## [Instructions for the task]
Find the lines containing the word "года" and copy every one of them.
-- BEGIN Supplied information --
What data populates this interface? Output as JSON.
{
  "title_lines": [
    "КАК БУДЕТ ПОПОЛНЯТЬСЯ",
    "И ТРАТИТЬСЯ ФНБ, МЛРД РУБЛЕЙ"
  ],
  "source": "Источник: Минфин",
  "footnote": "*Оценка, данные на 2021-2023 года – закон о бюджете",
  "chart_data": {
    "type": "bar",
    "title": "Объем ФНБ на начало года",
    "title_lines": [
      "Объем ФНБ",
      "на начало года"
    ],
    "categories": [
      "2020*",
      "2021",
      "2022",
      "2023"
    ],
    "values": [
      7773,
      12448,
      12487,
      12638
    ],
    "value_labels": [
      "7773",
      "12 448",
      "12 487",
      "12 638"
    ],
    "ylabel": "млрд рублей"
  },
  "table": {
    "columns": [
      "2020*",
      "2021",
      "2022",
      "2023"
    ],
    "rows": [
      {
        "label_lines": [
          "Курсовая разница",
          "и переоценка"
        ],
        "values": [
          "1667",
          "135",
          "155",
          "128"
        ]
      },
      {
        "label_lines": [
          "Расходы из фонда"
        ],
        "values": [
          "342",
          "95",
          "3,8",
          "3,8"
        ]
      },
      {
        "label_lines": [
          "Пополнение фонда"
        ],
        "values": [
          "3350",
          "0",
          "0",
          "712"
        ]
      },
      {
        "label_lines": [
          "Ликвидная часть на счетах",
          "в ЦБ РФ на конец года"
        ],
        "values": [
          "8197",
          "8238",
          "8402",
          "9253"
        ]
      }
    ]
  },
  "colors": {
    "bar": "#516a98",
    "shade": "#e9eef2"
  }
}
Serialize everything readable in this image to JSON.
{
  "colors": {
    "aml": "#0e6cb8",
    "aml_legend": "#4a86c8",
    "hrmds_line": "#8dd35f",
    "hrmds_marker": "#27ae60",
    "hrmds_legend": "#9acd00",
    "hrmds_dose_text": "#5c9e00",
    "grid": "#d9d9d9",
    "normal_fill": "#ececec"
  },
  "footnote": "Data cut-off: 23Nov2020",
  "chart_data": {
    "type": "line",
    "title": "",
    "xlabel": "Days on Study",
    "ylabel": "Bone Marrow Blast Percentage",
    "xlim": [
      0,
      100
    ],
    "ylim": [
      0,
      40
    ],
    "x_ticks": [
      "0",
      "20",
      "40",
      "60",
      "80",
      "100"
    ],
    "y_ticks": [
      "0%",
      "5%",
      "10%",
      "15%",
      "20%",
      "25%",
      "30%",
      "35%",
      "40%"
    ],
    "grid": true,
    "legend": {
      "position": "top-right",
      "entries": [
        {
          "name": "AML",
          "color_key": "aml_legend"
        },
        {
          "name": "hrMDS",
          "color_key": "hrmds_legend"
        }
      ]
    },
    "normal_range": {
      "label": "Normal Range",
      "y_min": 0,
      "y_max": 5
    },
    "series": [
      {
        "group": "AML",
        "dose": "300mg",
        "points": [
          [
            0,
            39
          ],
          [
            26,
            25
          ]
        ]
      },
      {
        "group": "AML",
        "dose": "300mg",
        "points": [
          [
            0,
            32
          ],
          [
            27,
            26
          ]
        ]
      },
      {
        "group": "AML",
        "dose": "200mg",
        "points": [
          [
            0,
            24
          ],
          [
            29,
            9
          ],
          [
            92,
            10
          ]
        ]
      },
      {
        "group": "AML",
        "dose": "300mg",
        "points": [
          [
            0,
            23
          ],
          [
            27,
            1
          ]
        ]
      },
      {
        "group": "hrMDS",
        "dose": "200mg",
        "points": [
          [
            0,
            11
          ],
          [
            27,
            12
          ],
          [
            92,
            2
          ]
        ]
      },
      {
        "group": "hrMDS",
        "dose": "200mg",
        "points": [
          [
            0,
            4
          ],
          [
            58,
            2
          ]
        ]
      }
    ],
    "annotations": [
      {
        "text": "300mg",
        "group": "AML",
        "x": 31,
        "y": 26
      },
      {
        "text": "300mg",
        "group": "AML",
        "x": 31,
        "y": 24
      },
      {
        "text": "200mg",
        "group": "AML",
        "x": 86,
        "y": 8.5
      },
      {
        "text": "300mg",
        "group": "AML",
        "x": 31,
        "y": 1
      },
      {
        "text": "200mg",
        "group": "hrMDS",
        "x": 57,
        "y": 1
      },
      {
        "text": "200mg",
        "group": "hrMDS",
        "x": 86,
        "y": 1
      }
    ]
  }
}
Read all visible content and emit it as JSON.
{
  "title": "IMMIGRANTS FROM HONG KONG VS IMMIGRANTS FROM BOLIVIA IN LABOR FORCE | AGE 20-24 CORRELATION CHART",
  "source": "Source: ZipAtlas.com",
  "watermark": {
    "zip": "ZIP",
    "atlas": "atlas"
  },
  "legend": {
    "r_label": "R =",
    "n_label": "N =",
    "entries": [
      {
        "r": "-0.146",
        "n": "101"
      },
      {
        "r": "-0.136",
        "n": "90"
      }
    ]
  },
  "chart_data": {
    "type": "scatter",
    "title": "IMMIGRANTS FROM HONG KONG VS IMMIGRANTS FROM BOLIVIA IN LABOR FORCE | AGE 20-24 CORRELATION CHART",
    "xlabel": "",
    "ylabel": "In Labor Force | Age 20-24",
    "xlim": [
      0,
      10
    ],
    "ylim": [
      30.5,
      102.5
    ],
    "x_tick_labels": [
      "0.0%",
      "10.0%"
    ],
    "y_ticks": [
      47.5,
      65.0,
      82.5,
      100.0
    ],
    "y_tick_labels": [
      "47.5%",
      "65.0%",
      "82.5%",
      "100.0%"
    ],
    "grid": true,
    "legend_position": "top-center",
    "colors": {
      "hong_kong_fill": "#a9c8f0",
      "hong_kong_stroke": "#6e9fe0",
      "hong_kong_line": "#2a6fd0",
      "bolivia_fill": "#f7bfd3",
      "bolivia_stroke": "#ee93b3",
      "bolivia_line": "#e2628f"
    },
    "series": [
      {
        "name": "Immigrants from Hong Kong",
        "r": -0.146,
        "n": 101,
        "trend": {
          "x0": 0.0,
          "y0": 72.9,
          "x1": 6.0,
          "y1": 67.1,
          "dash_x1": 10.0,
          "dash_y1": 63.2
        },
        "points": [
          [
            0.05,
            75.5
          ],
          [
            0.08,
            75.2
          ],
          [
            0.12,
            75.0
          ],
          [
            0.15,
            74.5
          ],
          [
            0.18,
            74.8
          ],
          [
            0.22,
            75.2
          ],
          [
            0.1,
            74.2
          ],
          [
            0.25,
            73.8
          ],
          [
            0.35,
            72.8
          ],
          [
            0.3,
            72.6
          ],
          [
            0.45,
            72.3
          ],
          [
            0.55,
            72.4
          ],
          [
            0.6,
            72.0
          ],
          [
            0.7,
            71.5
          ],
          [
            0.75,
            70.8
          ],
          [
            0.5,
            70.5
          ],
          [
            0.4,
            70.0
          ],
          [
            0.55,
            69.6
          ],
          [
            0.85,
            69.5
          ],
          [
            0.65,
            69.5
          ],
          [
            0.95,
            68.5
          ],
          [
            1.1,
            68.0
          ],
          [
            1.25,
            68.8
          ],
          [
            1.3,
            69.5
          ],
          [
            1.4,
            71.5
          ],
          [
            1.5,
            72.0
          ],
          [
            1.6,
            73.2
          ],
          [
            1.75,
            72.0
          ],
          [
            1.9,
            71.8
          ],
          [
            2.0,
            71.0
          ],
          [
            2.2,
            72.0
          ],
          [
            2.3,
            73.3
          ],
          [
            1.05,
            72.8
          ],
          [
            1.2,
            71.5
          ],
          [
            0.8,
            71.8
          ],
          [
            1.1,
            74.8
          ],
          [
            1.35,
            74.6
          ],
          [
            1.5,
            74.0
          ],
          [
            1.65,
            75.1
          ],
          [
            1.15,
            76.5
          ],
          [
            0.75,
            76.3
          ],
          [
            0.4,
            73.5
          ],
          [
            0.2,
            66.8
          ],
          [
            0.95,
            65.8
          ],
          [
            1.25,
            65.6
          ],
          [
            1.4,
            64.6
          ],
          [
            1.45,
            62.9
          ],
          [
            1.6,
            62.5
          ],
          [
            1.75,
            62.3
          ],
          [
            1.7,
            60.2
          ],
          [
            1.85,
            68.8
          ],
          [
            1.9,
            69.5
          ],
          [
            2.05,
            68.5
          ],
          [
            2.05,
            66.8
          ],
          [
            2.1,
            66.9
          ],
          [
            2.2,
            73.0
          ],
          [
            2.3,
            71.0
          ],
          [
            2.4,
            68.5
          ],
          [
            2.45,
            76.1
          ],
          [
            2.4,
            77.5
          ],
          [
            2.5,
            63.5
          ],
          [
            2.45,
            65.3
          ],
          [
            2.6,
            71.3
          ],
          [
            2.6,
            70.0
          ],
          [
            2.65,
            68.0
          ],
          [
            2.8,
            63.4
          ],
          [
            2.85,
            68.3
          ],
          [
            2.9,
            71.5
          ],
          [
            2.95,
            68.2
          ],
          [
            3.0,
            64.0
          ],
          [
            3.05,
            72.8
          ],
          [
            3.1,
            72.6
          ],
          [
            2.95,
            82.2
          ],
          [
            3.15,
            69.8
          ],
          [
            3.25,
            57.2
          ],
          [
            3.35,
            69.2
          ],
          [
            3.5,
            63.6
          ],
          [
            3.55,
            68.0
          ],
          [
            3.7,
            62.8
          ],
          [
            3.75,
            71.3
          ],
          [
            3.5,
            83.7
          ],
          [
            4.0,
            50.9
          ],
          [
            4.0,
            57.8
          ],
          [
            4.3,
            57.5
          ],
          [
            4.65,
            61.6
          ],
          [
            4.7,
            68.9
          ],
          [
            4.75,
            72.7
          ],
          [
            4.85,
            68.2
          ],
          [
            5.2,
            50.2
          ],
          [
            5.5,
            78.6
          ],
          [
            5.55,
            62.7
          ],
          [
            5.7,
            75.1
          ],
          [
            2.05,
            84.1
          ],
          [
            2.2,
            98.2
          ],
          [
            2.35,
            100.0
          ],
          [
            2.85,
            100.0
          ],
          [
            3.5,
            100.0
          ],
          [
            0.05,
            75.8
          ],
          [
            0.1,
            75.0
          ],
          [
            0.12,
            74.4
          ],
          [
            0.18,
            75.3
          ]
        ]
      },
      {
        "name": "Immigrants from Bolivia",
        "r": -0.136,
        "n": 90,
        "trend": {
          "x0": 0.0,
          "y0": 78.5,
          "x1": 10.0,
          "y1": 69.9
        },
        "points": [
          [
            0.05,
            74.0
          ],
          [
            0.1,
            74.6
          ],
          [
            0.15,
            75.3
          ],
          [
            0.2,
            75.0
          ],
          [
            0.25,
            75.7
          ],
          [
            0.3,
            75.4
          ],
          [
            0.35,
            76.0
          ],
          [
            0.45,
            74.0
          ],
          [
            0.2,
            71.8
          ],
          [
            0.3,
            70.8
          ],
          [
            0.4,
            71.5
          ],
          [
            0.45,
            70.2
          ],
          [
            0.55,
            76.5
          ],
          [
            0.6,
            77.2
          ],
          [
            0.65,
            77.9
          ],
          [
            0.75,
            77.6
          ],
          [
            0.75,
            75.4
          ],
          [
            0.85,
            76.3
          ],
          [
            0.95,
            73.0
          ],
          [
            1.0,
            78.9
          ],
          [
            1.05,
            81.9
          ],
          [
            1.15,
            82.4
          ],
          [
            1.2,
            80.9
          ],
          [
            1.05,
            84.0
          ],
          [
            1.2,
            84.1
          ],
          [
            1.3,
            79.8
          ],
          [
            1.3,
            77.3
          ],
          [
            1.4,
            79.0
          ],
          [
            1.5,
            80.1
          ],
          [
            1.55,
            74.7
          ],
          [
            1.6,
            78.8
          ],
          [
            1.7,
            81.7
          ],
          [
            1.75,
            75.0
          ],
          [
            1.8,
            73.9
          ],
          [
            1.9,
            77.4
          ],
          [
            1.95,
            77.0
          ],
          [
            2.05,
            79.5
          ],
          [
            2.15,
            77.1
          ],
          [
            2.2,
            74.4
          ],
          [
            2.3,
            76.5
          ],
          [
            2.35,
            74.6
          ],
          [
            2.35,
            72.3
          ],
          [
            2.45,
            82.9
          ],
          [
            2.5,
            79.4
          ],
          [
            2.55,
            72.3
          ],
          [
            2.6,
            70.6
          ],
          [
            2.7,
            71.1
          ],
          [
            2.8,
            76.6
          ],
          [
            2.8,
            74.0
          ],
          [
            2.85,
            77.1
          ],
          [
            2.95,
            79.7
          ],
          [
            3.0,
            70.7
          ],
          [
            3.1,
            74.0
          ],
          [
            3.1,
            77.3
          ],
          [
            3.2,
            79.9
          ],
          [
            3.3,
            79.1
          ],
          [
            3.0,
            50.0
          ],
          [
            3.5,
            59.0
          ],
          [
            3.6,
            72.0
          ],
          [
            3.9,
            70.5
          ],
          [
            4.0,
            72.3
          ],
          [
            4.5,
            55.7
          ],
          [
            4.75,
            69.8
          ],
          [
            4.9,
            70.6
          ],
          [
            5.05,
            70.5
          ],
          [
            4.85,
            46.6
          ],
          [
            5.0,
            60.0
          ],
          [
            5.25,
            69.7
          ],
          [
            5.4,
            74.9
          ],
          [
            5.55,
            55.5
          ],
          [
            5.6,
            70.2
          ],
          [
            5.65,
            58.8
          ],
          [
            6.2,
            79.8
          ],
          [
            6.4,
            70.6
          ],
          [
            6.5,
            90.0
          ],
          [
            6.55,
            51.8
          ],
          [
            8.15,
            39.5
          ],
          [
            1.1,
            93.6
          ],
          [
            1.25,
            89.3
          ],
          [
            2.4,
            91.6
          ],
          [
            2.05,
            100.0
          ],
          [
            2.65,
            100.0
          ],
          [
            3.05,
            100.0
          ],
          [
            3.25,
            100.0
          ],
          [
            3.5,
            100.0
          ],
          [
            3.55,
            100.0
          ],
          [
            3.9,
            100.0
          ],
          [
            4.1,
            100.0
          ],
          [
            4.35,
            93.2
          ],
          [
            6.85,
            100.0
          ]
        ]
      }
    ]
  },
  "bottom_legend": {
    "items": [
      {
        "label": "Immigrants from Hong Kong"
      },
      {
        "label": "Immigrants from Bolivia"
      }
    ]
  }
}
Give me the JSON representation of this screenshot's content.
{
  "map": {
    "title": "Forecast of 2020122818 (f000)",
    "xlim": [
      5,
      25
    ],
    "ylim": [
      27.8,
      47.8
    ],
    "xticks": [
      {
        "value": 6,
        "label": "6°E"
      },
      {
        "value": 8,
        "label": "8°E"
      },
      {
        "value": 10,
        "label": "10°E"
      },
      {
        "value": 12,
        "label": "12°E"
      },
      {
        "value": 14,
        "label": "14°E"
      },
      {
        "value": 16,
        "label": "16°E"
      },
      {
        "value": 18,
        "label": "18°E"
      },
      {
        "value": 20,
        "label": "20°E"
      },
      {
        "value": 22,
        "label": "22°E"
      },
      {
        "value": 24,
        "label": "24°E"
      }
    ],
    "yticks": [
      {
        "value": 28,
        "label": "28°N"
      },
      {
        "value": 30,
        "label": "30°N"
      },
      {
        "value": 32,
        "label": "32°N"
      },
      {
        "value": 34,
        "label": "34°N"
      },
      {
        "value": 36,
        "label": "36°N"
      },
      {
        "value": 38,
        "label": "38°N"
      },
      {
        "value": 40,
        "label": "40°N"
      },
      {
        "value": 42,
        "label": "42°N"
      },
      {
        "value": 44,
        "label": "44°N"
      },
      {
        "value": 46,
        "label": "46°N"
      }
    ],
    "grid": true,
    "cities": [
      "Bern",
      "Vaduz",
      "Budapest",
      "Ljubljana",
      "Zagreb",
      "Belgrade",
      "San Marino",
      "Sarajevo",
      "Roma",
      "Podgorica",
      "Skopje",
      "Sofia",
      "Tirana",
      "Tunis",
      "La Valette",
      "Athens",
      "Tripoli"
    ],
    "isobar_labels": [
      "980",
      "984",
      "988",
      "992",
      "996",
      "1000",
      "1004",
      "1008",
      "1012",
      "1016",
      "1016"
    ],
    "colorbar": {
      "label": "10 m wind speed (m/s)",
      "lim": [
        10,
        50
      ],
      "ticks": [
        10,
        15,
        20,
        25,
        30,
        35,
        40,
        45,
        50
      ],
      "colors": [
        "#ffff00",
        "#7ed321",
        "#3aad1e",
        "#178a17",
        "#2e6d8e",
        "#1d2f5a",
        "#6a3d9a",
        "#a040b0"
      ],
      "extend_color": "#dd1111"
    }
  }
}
-- END Supplied information --
## [Result of this task]
  "footnote": "*Оценка, данные на 2021-2023 года – закон о бюджете",
    "title": "Объем ФНБ на начало года",
      "на начало года"
          "в ЦБ РФ на конец года"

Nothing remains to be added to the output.